• INSTRUCTIONS:
1. Condense the paragraph of the MMIHS abstract beginning "We identified 25 patients with MMIHS" into a bulleted list that keeps its main facts.
2. According to the MMIHS abstract, over how many years were the patients followed at the transplant and intestinal rehabilitation center?
3. Write the next part of the MMIHS abstract, starting after its final sentence.

• EXCERPT PROVIDED:
......

Megacystis Microcolon Intestinal Hypoperistalsis Syndrome: A Case Series With Long-term Follow-up and Prolonged Survival.

OBJECTIVES

Describe clinical characteristics, management, and outcome in a cohort of megacystis microcolon intestinal hypoperistalsis syndrome (MMIHS) patients.

METHODS

We conducted a retrospective chart review of MMIHS patients followed at a large transplant and intestinal rehabilitation center over a period of 17 years.

RESULTS

We identified 25 patients with MMIHS (68% girls, 13 transplanted). One transplanted and 1 nontransplanted patient were lost to follow-up. We estimated 100, 100, and 86% for 5-, 10-, and 20-year survival, respectively, with only 1 death. Of the 22 patients alive at the time of study (11 transplanted, 11 nontransplanted), median age was 9.2 years (range 2.7-22.9 years). Longest posttransplant follow-up was 16 years. Seventeen patients had available prenatal imaging reports; all showed distended bladder. Eight had genetic testing (5, ACTG2; 2, MYH11; 1, MYL9). Almost all patients had normal growth with median weight z-score -0.77 (interquartile range -1.39 to 0.26), height z score -1.2 (-2.04 to -0.48) and body mass index z-score 0.23 (-0.37 to 0.93) with no statistical difference between transplanted and nontransplanted patients. All nontransplanted patients were on parenteral nutrition with minimal/no feeds, and all except 1 of the transplanted patients were on full enteral feeds. Recent average bilirubin, INR, albumin, and creatinine fell within the reference ranges.

......

• DATA FOR ANALYSIS:

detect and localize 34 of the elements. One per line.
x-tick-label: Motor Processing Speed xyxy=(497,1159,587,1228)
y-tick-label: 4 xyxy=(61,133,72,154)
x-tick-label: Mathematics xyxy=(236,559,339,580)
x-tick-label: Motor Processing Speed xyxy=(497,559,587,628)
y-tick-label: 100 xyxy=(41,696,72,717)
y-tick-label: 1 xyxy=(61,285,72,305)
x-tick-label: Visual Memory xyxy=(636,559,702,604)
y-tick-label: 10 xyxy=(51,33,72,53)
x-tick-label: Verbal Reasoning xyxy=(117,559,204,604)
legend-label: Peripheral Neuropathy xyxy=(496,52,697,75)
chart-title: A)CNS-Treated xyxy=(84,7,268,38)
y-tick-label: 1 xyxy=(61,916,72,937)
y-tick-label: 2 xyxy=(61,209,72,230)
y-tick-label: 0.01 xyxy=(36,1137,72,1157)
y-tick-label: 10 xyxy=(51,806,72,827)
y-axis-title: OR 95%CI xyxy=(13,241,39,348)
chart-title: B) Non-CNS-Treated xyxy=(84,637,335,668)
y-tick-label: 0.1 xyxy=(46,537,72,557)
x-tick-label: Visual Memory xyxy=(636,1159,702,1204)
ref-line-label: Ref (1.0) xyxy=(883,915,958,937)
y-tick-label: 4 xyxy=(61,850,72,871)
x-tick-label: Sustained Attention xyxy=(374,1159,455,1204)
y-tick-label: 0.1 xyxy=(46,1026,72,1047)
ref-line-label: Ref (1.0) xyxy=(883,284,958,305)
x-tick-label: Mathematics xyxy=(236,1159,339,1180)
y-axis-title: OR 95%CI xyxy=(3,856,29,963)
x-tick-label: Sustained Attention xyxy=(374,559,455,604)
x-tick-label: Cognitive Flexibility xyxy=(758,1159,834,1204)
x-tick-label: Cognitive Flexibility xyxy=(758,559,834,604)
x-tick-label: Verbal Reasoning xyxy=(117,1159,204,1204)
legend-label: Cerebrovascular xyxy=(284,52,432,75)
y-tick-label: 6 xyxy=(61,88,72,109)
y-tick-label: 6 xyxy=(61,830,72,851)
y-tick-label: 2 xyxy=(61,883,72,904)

......

• ANSWERS GIVEN:
1.
- Cohort: 25 MMIHS patients (68% girls); 13 received transplants.
- Follow-up: one transplanted and one nontransplanted patient were lost to follow-up. The longest posttransplant follow-up was 16 years.
- Survival: estimated at 100% at 5 years, 100% at 10 years and 86% at 20 years, with only 1 death.
- Living patients: 22 were alive at the time of study (11 transplanted, 11 nontransplanted), with a median age of 9.2 years (range 2.7–22.9).
- Prenatal imaging: reports were available for 17 patients, and all showed a distended bladder.
- Genetic testing: 8 patients were tested, finding ACTG2 in 5, MYH11 in 2 and MYL9 in 1.
- Growth: nearly all patients grew normally. Median z-scores were −0.77 for weight, −1.2 for height and 0.23 for BMI, with no statistical difference between transplanted and nontransplanted patients.
- Nutrition: all nontransplanted patients were on parenteral nutrition with minimal or no feeds. All transplanted patients except 1 were on full enteral feeds.
- Lab values: recent average bilirubin, INR, albumin and creatinine fell within reference ranges.

2. 17 years.

3.
CONCLUSIONS

This is the largest single-center case series with the longest duration of follow-up for MMIHS patients. In the current era of improved intestinal rehabilitation and transplantation, MMIHS patients have excellent outcomes in survival, growth, and liver function. This observation contradicts previous reports and should alter counselling and management decisions in these patients at diagnosis.